- EXERCISE DIRECTIONS -
Pick out every line holding the string "Settings" and copy it.

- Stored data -
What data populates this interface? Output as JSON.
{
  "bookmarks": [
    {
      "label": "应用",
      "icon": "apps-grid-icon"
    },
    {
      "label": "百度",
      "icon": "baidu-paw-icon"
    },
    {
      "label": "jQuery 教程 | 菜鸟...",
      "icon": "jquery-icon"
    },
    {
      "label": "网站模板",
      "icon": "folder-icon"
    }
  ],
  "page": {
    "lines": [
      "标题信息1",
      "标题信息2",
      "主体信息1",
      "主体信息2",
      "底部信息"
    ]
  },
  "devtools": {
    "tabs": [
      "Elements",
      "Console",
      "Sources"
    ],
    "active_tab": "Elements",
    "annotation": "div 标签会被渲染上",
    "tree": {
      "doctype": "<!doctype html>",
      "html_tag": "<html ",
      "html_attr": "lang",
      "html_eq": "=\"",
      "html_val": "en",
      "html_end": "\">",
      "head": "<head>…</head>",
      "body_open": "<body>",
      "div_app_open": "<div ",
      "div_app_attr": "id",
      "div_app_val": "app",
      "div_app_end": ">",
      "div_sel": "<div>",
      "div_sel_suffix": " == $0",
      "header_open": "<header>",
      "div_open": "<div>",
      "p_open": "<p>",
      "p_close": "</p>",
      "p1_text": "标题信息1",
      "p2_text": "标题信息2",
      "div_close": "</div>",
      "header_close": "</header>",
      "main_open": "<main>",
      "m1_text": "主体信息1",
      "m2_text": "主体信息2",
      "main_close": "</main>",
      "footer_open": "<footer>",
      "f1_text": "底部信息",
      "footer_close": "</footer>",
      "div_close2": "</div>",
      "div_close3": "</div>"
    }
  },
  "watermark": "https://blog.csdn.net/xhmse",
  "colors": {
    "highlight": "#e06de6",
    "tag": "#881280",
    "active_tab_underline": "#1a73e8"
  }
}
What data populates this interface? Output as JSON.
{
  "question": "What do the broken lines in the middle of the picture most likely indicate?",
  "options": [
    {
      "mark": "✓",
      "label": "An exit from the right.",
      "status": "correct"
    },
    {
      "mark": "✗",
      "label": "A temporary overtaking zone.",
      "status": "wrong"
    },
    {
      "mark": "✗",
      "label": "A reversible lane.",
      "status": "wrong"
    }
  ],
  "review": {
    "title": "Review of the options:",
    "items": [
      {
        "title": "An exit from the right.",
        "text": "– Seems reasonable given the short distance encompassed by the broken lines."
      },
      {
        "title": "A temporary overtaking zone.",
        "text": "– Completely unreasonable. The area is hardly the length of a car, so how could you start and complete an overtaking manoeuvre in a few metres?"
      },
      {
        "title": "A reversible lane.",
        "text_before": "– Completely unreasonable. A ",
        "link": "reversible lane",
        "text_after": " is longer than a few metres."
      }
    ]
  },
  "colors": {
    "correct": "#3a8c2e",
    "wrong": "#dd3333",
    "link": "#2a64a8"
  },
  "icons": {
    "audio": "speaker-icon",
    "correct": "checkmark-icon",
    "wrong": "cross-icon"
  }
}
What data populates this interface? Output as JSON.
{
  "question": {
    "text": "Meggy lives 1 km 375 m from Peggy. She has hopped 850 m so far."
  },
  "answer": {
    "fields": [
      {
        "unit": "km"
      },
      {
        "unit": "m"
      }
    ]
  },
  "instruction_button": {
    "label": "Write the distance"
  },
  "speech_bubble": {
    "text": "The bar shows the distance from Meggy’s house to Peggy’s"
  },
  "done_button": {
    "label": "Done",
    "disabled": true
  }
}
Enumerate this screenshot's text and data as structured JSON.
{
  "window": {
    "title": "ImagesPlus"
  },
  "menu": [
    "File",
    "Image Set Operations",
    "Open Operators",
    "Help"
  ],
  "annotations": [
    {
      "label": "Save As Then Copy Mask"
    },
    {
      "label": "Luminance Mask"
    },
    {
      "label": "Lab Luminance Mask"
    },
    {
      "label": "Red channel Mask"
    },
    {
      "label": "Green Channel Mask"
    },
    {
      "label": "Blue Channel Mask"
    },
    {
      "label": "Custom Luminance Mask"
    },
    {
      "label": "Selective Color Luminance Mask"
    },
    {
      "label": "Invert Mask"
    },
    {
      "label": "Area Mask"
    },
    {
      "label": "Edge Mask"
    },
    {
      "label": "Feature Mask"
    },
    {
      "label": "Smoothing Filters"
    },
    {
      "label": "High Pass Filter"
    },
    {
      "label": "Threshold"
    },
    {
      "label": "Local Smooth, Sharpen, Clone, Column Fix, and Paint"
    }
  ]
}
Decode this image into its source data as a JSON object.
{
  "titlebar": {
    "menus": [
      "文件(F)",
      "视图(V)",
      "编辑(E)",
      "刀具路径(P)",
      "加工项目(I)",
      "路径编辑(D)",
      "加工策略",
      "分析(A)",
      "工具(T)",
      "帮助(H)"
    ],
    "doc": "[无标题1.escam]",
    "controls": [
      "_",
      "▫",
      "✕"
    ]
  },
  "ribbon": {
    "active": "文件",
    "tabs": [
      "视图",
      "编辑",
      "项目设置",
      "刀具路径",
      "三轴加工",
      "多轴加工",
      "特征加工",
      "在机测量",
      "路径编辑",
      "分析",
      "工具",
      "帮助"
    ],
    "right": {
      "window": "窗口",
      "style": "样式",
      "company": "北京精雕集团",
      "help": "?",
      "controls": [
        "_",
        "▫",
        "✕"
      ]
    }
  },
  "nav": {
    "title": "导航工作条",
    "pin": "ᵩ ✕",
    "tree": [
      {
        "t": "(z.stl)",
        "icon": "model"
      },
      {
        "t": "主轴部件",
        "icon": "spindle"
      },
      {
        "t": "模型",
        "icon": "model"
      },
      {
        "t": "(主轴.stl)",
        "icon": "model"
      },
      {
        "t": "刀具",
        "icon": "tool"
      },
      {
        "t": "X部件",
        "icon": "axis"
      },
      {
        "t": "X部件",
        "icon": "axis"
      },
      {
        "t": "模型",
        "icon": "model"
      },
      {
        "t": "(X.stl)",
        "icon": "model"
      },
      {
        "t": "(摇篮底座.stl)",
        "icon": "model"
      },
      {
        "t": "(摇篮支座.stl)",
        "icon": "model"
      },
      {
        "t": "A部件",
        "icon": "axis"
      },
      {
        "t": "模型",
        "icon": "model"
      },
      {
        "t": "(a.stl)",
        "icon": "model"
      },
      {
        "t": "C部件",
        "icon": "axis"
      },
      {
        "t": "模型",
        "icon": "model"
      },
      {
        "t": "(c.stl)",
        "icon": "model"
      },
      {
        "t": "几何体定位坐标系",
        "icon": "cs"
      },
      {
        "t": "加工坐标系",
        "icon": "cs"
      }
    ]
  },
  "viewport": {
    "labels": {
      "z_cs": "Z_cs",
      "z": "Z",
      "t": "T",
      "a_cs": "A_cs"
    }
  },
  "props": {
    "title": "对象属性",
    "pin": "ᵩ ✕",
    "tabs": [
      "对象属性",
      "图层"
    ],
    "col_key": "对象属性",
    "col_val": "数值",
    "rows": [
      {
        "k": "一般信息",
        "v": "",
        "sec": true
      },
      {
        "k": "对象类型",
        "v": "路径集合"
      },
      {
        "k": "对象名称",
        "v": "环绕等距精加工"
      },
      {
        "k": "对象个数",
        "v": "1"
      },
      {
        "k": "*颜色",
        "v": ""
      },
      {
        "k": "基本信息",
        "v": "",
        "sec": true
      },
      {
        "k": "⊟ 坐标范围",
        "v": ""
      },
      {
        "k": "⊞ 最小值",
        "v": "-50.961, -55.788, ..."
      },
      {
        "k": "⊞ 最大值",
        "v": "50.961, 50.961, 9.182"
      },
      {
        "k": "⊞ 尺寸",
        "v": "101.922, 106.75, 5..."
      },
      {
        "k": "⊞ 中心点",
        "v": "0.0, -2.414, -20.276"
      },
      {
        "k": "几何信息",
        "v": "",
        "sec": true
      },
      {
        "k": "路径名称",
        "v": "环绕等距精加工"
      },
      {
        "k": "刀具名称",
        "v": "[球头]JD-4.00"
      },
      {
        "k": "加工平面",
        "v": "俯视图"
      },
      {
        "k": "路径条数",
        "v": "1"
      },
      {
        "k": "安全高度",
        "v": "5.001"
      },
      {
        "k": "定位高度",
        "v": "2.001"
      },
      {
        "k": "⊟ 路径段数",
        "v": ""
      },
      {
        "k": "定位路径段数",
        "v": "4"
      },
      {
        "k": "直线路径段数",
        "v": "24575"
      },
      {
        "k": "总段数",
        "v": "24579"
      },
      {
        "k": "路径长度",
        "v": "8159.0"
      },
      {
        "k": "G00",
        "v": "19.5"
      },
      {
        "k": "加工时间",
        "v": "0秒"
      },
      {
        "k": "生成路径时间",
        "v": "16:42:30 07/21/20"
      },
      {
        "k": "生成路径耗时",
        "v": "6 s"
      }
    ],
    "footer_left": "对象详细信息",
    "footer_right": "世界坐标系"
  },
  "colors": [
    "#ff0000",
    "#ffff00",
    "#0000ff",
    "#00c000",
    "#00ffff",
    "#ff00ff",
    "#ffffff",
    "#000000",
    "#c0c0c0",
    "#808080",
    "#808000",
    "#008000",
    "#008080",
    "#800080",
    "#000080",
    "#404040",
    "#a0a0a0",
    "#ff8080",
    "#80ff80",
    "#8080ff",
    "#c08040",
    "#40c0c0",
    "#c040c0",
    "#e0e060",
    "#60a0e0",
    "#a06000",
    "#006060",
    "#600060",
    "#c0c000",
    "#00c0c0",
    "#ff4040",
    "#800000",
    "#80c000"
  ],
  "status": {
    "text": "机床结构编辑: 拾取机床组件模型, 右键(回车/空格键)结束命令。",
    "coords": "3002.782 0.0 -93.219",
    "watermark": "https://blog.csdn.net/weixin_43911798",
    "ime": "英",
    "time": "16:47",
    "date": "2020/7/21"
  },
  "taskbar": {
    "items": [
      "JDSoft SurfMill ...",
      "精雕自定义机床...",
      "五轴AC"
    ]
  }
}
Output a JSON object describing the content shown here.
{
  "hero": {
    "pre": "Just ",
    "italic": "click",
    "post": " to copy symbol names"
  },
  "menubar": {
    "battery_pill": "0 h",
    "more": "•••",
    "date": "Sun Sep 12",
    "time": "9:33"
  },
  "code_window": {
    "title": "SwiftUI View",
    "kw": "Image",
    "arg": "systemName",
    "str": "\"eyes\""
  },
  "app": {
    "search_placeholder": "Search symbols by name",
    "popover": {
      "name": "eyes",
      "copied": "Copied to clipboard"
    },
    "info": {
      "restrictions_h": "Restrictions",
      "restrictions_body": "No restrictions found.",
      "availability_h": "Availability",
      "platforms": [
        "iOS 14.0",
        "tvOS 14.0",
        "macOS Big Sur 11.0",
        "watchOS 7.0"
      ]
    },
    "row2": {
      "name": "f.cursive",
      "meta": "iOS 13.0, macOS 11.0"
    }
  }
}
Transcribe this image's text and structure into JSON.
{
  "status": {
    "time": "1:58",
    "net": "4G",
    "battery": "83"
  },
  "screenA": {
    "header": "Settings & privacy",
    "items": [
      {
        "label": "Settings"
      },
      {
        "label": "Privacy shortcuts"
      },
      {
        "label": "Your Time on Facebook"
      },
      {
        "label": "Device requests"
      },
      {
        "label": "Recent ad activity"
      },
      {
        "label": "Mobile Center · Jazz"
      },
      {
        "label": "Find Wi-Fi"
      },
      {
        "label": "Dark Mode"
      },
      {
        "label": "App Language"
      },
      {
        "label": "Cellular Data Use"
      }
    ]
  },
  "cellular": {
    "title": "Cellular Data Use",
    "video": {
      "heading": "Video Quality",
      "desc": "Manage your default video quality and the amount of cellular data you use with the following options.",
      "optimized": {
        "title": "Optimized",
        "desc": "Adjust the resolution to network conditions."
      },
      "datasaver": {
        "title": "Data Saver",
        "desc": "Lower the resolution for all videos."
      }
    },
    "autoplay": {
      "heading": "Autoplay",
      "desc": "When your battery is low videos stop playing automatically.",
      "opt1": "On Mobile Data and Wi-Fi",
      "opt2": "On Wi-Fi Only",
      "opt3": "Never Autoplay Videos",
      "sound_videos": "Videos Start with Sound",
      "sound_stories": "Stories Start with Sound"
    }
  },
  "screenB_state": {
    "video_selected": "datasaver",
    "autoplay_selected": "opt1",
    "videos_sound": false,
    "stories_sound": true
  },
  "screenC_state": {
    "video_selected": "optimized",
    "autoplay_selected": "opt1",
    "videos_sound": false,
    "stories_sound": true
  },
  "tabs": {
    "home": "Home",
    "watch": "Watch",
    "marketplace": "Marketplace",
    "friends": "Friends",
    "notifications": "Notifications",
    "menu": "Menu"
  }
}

- RESPONSE TO THIS TASK -
    "header": "Settings & privacy",
        "label": "Settings"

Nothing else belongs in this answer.